Instructions for the task:
Duplicate the entire abstract on primate olfactory communication below, with every word unchanged.

Text excerpt:
The "secret" in secretions: Methodological considerations in deciphering primate olfactory communication
Olfactory communication in primates is gaining recognition; however, studies on the production and perception of primate scent signals are still scant. In general, there are five tasks to be accomplished when deciphering the chemical signals contained in excretions and secretions: (1) obtaining the appropriate samples; (2) extracting the target organic compounds from the biological matrix; (3) separating the extracted compounds from one another (by gas chromatography, GC or liquid chromatography, LC); (4) identifying the compounds (by mass spectrometry, MS and associated procedures); and (5) revealing biologically meaningful patterns in the data. Ultimately, because some of the compounds identified in odorants may not be relevant, associated steps in understanding signal function involve verifying the perception or biological activity of putative semiochemicals via (6) behavioral bioassays or (7) receptor response studies. This review will focus on the chemical analyses and behavioral bioassays of volatile, primate scent signals. Throughout, we highlight the potential pitfalls of working with highly complex, chemical matrices and suggest ways for minimizing problems. A recurring theme in this review is that multiple approaches and instrumentation are required to characterize the full range of information contained in the complex mixtures that typify primate or, indeed, many vertebrate olfactory cues. Only by integrating studies of signal production with those verifying signal perception will we better understand the function of olfactory communication. © 2013 Wiley Periodicals, Inc.

Information:

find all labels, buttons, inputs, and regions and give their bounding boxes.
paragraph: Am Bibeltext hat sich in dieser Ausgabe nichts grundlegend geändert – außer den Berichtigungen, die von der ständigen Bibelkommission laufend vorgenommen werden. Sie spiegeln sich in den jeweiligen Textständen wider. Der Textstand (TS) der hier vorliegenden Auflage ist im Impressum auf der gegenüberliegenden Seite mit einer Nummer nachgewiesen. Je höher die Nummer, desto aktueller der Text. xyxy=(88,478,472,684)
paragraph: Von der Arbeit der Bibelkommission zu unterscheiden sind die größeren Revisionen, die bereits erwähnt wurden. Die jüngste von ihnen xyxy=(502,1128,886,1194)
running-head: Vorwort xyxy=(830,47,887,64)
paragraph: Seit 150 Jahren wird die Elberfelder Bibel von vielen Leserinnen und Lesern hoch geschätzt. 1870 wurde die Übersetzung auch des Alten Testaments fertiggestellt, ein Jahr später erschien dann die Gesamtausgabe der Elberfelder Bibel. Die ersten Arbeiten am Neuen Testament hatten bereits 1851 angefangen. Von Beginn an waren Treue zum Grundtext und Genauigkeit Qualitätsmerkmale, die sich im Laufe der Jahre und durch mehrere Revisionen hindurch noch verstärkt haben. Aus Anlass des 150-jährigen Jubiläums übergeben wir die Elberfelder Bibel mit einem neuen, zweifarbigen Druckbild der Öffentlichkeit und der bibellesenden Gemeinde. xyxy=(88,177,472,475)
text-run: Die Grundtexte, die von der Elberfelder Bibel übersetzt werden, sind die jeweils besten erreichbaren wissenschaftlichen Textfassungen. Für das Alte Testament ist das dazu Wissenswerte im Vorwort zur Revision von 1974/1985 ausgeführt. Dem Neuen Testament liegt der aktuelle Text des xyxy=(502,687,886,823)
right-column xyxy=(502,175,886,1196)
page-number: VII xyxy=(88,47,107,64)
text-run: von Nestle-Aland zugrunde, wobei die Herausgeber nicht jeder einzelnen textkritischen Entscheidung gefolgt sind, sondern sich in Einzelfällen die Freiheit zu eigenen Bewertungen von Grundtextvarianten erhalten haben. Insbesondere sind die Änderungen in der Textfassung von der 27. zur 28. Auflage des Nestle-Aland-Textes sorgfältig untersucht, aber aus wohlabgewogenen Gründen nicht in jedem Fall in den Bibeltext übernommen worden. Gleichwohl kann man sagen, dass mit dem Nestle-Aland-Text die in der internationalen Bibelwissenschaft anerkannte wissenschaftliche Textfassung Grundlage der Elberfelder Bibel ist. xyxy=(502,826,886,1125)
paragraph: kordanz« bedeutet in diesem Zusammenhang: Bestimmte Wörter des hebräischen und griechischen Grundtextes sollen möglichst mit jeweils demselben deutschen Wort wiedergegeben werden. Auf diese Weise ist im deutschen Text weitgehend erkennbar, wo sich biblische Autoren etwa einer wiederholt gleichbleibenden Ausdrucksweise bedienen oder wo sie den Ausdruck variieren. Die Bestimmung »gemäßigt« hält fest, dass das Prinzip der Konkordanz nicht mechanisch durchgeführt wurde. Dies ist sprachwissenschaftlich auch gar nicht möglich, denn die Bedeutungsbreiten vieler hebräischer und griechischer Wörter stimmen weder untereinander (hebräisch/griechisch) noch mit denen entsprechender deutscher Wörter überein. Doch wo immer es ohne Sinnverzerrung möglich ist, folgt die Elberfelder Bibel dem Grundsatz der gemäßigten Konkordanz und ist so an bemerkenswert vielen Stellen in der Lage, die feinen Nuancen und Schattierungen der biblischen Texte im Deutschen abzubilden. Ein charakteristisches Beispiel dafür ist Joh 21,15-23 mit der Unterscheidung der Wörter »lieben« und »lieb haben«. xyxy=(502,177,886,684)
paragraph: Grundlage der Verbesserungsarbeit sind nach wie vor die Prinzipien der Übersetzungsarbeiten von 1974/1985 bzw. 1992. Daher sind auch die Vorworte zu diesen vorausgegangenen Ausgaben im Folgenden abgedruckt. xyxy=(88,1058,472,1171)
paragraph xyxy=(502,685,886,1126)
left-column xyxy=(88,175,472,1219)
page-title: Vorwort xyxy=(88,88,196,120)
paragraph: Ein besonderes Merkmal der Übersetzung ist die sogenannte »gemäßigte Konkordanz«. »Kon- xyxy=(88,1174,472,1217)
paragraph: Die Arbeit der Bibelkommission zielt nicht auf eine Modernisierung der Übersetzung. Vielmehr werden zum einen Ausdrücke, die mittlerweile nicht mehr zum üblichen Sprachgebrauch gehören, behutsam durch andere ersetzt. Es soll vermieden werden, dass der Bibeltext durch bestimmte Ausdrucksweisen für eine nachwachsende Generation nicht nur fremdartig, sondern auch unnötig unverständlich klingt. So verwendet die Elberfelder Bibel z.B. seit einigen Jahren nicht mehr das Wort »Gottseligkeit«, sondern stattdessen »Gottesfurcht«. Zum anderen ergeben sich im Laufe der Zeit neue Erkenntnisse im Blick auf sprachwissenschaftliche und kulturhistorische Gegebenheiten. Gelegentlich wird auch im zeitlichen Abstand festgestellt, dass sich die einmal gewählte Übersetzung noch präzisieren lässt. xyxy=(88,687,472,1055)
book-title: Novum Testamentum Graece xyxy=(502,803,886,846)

Output for this task:
The "secret" in secretions: Methodological considerations in deciphering primate olfactory communication
Olfactory communication in primates is gaining recognition; however, studies on the production and perception of primate scent signals are still scant. In general, there are five tasks to be accomplished when deciphering the chemical signals contained in excretions and secretions: (1) obtaining the appropriate samples; (2) extracting the target organic compounds from the biological matrix; (3) separating the extracted compounds from one another (by gas chromatography, GC or liquid chromatography, LC); (4) identifying the compounds (by mass spectrometry, MS and associated procedures); and (5) revealing biologically meaningful patterns in the data. Ultimately, because some of the compounds identified in odorants may not be relevant, associated steps in understanding signal function involve verifying the perception or biological activity of putative semiochemicals via (6) behavioral bioassays or (7) receptor response studies. This review will focus on the chemical analyses and behavioral bioassays of volatile, primate scent signals. Throughout, we highlight the potential pitfalls of working with highly complex, chemical matrices and suggest ways for minimizing problems. A recurring theme in this review is that multiple approaches and instrumentation are required to characterize the full range of information contained in the complex mixtures that typify primate or, indeed, many vertebrate olfactory cues. Only by integrating studies of signal production with those verifying signal perception will we better understand the function of olfactory communication. © 2013 Wiley Periodicals, Inc.